_INSTRUCTIONS TO FOLLOW:_
Copy all the material below, exactly as it stands.

--- --- ---

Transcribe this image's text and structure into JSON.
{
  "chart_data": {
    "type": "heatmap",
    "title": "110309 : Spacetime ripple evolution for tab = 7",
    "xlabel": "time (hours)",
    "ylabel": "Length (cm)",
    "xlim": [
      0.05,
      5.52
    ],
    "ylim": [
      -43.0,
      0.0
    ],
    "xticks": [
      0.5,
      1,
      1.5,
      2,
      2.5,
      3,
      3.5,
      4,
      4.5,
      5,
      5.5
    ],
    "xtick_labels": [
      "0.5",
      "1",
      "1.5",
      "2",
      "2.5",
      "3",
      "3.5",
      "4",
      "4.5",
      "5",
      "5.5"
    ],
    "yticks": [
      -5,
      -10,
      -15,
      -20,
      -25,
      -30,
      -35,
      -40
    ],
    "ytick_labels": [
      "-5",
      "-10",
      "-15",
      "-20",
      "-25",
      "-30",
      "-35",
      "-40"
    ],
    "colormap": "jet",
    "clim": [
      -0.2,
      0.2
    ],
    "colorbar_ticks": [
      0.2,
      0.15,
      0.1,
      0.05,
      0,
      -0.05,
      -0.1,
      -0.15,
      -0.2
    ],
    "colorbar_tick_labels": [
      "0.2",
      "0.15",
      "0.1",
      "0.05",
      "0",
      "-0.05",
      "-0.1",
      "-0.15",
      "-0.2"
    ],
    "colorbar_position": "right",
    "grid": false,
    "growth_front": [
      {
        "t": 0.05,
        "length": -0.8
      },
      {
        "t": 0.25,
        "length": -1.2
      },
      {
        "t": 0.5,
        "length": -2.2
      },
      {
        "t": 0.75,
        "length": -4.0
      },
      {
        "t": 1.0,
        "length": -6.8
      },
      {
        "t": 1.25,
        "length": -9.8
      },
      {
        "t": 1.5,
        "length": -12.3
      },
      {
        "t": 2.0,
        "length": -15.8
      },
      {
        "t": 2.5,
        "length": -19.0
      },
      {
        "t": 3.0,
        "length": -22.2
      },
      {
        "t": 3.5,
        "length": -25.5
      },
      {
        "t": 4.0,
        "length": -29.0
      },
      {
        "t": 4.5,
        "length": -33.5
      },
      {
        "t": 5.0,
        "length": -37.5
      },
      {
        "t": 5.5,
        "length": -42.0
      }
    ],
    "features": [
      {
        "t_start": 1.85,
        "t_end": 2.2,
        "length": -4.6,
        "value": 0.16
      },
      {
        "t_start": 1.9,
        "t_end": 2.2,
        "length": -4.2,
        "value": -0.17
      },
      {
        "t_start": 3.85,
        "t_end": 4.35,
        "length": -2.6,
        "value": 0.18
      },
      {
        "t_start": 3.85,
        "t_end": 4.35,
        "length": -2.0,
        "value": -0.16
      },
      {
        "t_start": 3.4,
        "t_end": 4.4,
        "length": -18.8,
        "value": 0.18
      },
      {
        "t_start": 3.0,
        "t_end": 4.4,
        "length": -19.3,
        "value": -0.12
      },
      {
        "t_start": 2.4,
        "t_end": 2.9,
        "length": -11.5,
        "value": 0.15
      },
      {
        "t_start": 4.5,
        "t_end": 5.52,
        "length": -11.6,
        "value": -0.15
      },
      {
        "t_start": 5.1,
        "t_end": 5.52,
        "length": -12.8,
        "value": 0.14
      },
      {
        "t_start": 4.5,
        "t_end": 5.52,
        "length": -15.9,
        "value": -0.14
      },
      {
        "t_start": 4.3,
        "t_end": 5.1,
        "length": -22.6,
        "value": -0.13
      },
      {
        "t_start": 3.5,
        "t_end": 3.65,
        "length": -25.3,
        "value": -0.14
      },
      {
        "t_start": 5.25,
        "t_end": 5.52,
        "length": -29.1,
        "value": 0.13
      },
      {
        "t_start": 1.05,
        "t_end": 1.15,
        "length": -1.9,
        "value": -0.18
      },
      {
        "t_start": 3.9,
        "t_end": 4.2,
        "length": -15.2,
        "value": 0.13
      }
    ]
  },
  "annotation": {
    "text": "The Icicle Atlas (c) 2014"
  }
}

--- --- ---

_CORRECT RESPONSE:_
Transcribe this image's text and structure into JSON.
{
  "chart_data": {
    "type": "heatmap",
    "title": "110309 : Spacetime ripple evolution for tab = 7",
    "xlabel": "time (hours)",
    "ylabel": "Length (cm)",
    "xlim": [
      0.05,
      5.52
    ],
    "ylim": [
      -43.0,
      0.0
    ],
    "xticks": [
      0.5,
      1,
      1.5,
      2,
      2.5,
      3,
      3.5,
      4,
      4.5,
      5,
      5.5
    ],
    "xtick_labels": [
      "0.5",
      "1",
      "1.5",
      "2",
      "2.5",
      "3",
      "3.5",
      "4",
      "4.5",
      "5",
      "5.5"
    ],
    "yticks": [
      -5,
      -10,
      -15,
      -20,
      -25,
      -30,
      -35,
      -40
    ],
    "ytick_labels": [
      "-5",
      "-10",
      "-15",
      "-20",
      "-25",
      "-30",
      "-35",
      "-40"
    ],
    "colormap": "jet",
    "clim": [
      -0.2,
      0.2
    ],
    "colorbar_ticks": [
      0.2,
      0.15,
      0.1,
      0.05,
      0,
      -0.05,
      -0.1,
      -0.15,
      -0.2
    ],
    "colorbar_tick_labels": [
      "0.2",
      "0.15",
      "0.1",
      "0.05",
      "0",
      "-0.05",
      "-0.1",
      "-0.15",
      "-0.2"
    ],
    "colorbar_position": "right",
    "grid": false,
    "growth_front": [
      {
        "t": 0.05,
        "length": -0.8
      },
      {
        "t": 0.25,
        "length": -1.2
      },
      {
        "t": 0.5,
        "length": -2.2
      },
      {
        "t": 0.75,
        "length": -4.0
      },
      {
        "t": 1.0,
        "length": -6.8
      },
      {
        "t": 1.25,
        "length": -9.8
      },
      {
        "t": 1.5,
        "length": -12.3
      },
      {
        "t": 2.0,
        "length": -15.8
      },
      {
        "t": 2.5,
        "length": -19.0
      },
      {
        "t": 3.0,
        "length": -22.2
      },
      {
        "t": 3.5,
        "length": -25.5
      },
      {
        "t": 4.0,
        "length": -29.0
      },
      {
        "t": 4.5,
        "length": -33.5
      },
      {
        "t": 5.0,
        "length": -37.5
      },
      {
        "t": 5.5,
        "length": -42.0
      }
    ],
    "features": [
      {
        "t_start": 1.85,
        "t_end": 2.2,
        "length": -4.6,
        "value": 0.16
      },
      {
        "t_start": 1.9,
        "t_end": 2.2,
        "length": -4.2,
        "value": -0.17
      },
      {
        "t_start": 3.85,
        "t_end": 4.35,
        "length": -2.6,
        "value": 0.18
      },
      {
        "t_start": 3.85,
        "t_end": 4.35,
        "length": -2.0,
        "value": -0.16
      },
      {
        "t_start": 3.4,
        "t_end": 4.4,
        "length": -18.8,
        "value": 0.18
      },
      {
        "t_start": 3.0,
        "t_end": 4.4,
        "length": -19.3,
        "value": -0.12
      },
      {
        "t_start": 2.4,
        "t_end": 2.9,
        "length": -11.5,
        "value": 0.15
      },
      {
        "t_start": 4.5,
        "t_end": 5.52,
        "length": -11.6,
        "value": -0.15
      },
      {
        "t_start": 5.1,
        "t_end": 5.52,
        "length": -12.8,
        "value": 0.14
      },
      {
        "t_start": 4.5,
        "t_end": 5.52,
        "length": -15.9,
        "value": -0.14
      },
      {
        "t_start": 4.3,
        "t_end": 5.1,
        "length": -22.6,
        "value": -0.13
      },
      {
        "t_start": 3.5,
        "t_end": 3.65,
        "length": -25.3,
        "value": -0.14
      },
      {
        "t_start": 5.25,
        "t_end": 5.52,
        "length": -29.1,
        "value": 0.13
      },
      {
        "t_start": 1.05,
        "t_end": 1.15,
        "length": -1.9,
        "value": -0.18
      },
      {
        "t_start": 3.9,
        "t_end": 4.2,
        "length": -15.2,
        "value": 0.13
      }
    ]
  },
  "annotation": {
    "text": "The Icicle Atlas (c) 2014"
  }
}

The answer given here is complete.